* _DO THIS_: Repeat the listing in full, preserving every character.

┌─ RECORD EXTRACTS

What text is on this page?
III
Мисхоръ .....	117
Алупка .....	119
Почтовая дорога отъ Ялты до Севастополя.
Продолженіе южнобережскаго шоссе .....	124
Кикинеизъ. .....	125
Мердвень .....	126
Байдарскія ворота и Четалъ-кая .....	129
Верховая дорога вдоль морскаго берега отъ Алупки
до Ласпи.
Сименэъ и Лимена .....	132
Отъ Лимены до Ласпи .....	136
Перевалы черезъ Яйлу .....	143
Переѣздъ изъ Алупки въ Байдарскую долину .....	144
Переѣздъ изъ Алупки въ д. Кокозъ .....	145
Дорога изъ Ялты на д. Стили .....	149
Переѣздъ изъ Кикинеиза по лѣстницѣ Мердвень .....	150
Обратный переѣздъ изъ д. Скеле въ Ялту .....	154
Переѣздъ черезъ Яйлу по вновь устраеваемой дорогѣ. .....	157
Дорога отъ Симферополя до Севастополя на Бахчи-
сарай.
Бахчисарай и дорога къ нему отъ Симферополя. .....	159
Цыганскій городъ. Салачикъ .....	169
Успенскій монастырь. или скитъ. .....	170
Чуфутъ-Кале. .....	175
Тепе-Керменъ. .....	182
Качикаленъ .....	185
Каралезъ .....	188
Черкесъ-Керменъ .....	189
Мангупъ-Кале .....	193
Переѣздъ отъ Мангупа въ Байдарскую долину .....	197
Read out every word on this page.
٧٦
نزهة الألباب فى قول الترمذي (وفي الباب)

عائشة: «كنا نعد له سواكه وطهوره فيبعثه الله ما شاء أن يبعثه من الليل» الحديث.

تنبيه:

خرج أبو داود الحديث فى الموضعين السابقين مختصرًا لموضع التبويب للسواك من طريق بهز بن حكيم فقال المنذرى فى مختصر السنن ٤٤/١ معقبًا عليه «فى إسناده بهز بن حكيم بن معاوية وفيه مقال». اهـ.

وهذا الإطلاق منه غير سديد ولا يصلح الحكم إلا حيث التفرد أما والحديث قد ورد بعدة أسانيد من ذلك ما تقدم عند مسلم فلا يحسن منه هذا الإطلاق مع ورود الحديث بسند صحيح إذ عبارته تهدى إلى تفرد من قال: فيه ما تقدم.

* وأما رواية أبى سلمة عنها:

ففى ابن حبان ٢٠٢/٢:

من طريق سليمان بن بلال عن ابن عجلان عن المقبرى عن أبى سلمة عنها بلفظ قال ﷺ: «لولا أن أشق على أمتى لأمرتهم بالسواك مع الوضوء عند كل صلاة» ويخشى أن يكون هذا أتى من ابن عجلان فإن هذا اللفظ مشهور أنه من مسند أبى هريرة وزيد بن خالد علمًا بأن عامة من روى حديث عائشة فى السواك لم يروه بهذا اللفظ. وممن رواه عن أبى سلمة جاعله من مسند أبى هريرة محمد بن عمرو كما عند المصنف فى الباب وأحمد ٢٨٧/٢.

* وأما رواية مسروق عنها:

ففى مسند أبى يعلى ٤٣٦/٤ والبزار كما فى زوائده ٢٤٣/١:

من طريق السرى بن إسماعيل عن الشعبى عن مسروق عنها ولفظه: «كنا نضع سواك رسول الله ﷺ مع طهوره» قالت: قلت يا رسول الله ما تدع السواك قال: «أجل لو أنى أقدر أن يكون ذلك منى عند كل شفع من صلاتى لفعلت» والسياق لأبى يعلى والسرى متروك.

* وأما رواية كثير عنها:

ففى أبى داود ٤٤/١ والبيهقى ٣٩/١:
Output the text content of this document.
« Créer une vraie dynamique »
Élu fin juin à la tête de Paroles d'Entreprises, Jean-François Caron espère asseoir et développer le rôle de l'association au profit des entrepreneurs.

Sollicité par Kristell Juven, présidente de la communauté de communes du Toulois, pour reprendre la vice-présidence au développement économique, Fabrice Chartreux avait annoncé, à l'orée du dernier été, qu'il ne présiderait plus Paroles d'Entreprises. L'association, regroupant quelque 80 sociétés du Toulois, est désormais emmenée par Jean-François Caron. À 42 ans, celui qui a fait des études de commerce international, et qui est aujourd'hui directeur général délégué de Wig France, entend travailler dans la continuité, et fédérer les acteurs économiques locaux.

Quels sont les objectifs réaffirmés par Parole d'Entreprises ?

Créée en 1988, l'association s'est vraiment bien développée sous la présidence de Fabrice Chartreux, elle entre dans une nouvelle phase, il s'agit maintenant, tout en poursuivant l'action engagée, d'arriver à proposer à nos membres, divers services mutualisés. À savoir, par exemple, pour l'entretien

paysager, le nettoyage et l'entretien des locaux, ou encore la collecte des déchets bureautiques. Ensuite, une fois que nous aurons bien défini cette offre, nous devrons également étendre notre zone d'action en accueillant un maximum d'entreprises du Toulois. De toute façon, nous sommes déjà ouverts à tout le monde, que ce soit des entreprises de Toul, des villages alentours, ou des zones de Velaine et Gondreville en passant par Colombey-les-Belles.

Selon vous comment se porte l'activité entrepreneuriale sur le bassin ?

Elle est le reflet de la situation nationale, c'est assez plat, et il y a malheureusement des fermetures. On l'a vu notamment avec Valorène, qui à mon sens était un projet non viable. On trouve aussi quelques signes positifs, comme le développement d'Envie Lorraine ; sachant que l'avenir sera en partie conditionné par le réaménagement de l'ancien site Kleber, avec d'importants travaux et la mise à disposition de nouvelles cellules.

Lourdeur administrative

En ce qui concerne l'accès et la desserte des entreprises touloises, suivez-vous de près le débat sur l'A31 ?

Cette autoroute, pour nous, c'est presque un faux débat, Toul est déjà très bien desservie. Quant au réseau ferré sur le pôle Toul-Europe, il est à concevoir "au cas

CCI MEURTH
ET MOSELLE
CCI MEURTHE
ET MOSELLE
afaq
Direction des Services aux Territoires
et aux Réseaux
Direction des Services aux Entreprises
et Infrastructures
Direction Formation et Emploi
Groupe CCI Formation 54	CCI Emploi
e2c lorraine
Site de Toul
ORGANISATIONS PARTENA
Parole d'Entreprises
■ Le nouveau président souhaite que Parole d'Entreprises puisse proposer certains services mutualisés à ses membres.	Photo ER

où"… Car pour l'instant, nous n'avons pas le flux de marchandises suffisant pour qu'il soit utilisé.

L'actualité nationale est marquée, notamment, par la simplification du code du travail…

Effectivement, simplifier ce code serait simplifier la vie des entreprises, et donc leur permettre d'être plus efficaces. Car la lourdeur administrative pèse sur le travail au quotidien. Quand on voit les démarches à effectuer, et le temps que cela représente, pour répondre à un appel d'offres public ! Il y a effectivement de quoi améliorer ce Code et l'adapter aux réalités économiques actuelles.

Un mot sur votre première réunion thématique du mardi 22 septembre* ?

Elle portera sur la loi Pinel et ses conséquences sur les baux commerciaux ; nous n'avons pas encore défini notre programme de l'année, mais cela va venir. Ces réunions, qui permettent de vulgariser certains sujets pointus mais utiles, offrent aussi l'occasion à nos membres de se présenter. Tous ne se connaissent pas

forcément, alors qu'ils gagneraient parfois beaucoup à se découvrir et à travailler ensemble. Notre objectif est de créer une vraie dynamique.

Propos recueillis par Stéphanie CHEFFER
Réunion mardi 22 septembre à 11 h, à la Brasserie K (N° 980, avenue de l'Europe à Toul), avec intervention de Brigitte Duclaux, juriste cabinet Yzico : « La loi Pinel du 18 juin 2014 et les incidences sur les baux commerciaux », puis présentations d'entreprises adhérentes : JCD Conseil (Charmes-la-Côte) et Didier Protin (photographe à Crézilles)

└─

* _ANSWER IN FULL_:
What text is on this page?
III
Мисхоръ .....	117
Алупка .....	119
Почтовая дорога отъ Ялты до Севастополя.
Продолженіе южнобережскаго шоссе .....	124
Кикинеизъ. .....	125
Мердвень .....	126
Байдарскія ворота и Четалъ-кая .....	129
Верховая дорога вдоль морскаго берега отъ Алупки
до Ласпи.
Сименэъ и Лимена .....	132
Отъ Лимены до Ласпи .....	136
Перевалы черезъ Яйлу .....	143
Переѣздъ изъ Алупки въ Байдарскую долину .....	144
Переѣздъ изъ Алупки въ д. Кокозъ .....	145
Дорога изъ Ялты на д. Стили .....	149
Переѣздъ изъ Кикинеиза по лѣстницѣ Мердвень .....	150
Обратный переѣздъ изъ д. Скеле въ Ялту .....	154
Переѣздъ черезъ Яйлу по вновь устраеваемой дорогѣ. .....	157
Дорога отъ Симферополя до Севастополя на Бахчи-
сарай.
Бахчисарай и дорога къ нему отъ Симферополя. .....	159
Цыганскій городъ. Салачикъ .....	169
Успенскій монастырь. или скитъ. .....	170
Чуфутъ-Кале. .....	175
Тепе-Керменъ. .....	182
Качикаленъ .....	185
Каралезъ .....	188
Черкесъ-Керменъ .....	189
Мангупъ-Кале .....	193
Переѣздъ отъ Мангупа въ Байдарскую долину .....	197
Read out every word on this page.
٧٦
نزهة الألباب فى قول الترمذي (وفي الباب)

عائشة: «كنا نعد له سواكه وطهوره فيبعثه الله ما شاء أن يبعثه من الليل» الحديث.

تنبيه:

خرج أبو داود الحديث فى الموضعين السابقين مختصرًا لموضع التبويب للسواك من طريق بهز بن حكيم فقال المنذرى فى مختصر السنن ٤٤/١ معقبًا عليه «فى إسناده بهز بن حكيم بن معاوية وفيه مقال». اهـ.

وهذا الإطلاق منه غير سديد ولا يصلح الحكم إلا حيث التفرد أما والحديث قد ورد بعدة أسانيد من ذلك ما تقدم عند مسلم فلا يحسن منه هذا الإطلاق مع ورود الحديث بسند صحيح إذ عبارته تهدى إلى تفرد من قال: فيه ما تقدم.

* وأما رواية أبى سلمة عنها:

ففى ابن حبان ٢٠٢/٢:

من طريق سليمان بن بلال عن ابن عجلان عن المقبرى عن أبى سلمة عنها بلفظ قال ﷺ: «لولا أن أشق على أمتى لأمرتهم بالسواك مع الوضوء عند كل صلاة» ويخشى أن يكون هذا أتى من ابن عجلان فإن هذا اللفظ مشهور أنه من مسند أبى هريرة وزيد بن خالد علمًا بأن عامة من روى حديث عائشة فى السواك لم يروه بهذا اللفظ. وممن رواه عن أبى سلمة جاعله من مسند أبى هريرة محمد بن عمرو كما عند المصنف فى الباب وأحمد ٢٨٧/٢.

* وأما رواية مسروق عنها:

ففى مسند أبى يعلى ٤٣٦/٤ والبزار كما فى زوائده ٢٤٣/١:

من طريق السرى بن إسماعيل عن الشعبى عن مسروق عنها ولفظه: «كنا نضع سواك رسول الله ﷺ مع طهوره» قالت: قلت يا رسول الله ما تدع السواك قال: «أجل لو أنى أقدر أن يكون ذلك منى عند كل شفع من صلاتى لفعلت» والسياق لأبى يعلى والسرى متروك.

* وأما رواية كثير عنها:

ففى أبى داود ٤٤/١ والبيهقى ٣٩/١:
Output the text content of this document.
« Créer une vraie dynamique »
Élu fin juin à la tête de Paroles d'Entreprises, Jean-François Caron espère asseoir et développer le rôle de l'association au profit des entrepreneurs.

Sollicité par Kristell Juven, présidente de la communauté de communes du Toulois, pour reprendre la vice-présidence au développement économique, Fabrice Chartreux avait annoncé, à l'orée du dernier été, qu'il ne présiderait plus Paroles d'Entreprises. L'association, regroupant quelque 80 sociétés du Toulois, est désormais emmenée par Jean-François Caron. À 42 ans, celui qui a fait des études de commerce international, et qui est aujourd'hui directeur général délégué de Wig France, entend travailler dans la continuité, et fédérer les acteurs économiques locaux.

Quels sont les objectifs réaffirmés par Parole d'Entreprises ?

Créée en 1988, l'association s'est vraiment bien développée sous la présidence de Fabrice Chartreux, elle entre dans une nouvelle phase, il s'agit maintenant, tout en poursuivant l'action engagée, d'arriver à proposer à nos membres, divers services mutualisés. À savoir, par exemple, pour l'entretien

paysager, le nettoyage et l'entretien des locaux, ou encore la collecte des déchets bureautiques. Ensuite, une fois que nous aurons bien défini cette offre, nous devrons également étendre notre zone d'action en accueillant un maximum d'entreprises du Toulois. De toute façon, nous sommes déjà ouverts à tout le monde, que ce soit des entreprises de Toul, des villages alentours, ou des zones de Velaine et Gondreville en passant par Colombey-les-Belles.

Selon vous comment se porte l'activité entrepreneuriale sur le bassin ?

Elle est le reflet de la situation nationale, c'est assez plat, et il y a malheureusement des fermetures. On l'a vu notamment avec Valorène, qui à mon sens était un projet non viable. On trouve aussi quelques signes positifs, comme le développement d'Envie Lorraine ; sachant que l'avenir sera en partie conditionné par le réaménagement de l'ancien site Kleber, avec d'importants travaux et la mise à disposition de nouvelles cellules.

Lourdeur administrative

En ce qui concerne l'accès et la desserte des entreprises touloises, suivez-vous de près le débat sur l'A31 ?

Cette autoroute, pour nous, c'est presque un faux débat, Toul est déjà très bien desservie. Quant au réseau ferré sur le pôle Toul-Europe, il est à concevoir "au cas

CCI MEURTH
ET MOSELLE
CCI MEURTHE
ET MOSELLE
afaq
Direction des Services aux Territoires
et aux Réseaux
Direction des Services aux Entreprises
et Infrastructures
Direction Formation et Emploi
Groupe CCI Formation 54	CCI Emploi
e2c lorraine
Site de Toul
ORGANISATIONS PARTENA
Parole d'Entreprises
■ Le nouveau président souhaite que Parole d'Entreprises puisse proposer certains services mutualisés à ses membres.	Photo ER

où"… Car pour l'instant, nous n'avons pas le flux de marchandises suffisant pour qu'il soit utilisé.

L'actualité nationale est marquée, notamment, par la simplification du code du travail…

Effectivement, simplifier ce code serait simplifier la vie des entreprises, et donc leur permettre d'être plus efficaces. Car la lourdeur administrative pèse sur le travail au quotidien. Quand on voit les démarches à effectuer, et le temps que cela représente, pour répondre à un appel d'offres public ! Il y a effectivement de quoi améliorer ce Code et l'adapter aux réalités économiques actuelles.

Un mot sur votre première réunion thématique du mardi 22 septembre* ?

Elle portera sur la loi Pinel et ses conséquences sur les baux commerciaux ; nous n'avons pas encore défini notre programme de l'année, mais cela va venir. Ces réunions, qui permettent de vulgariser certains sujets pointus mais utiles, offrent aussi l'occasion à nos membres de se présenter. Tous ne se connaissent pas

forcément, alors qu'ils gagneraient parfois beaucoup à se découvrir et à travailler ensemble. Notre objectif est de créer une vraie dynamique.

Propos recueillis par Stéphanie CHEFFER
Réunion mardi 22 septembre à 11 h, à la Brasserie K (N° 980, avenue de l'Europe à Toul), avec intervention de Brigitte Duclaux, juriste cabinet Yzico : « La loi Pinel du 18 juin 2014 et les incidences sur les baux commerciaux », puis présentations d'entreprises adhérentes : JCD Conseil (Charmes-la-Côte) et Didier Protin (photographe à Crézilles)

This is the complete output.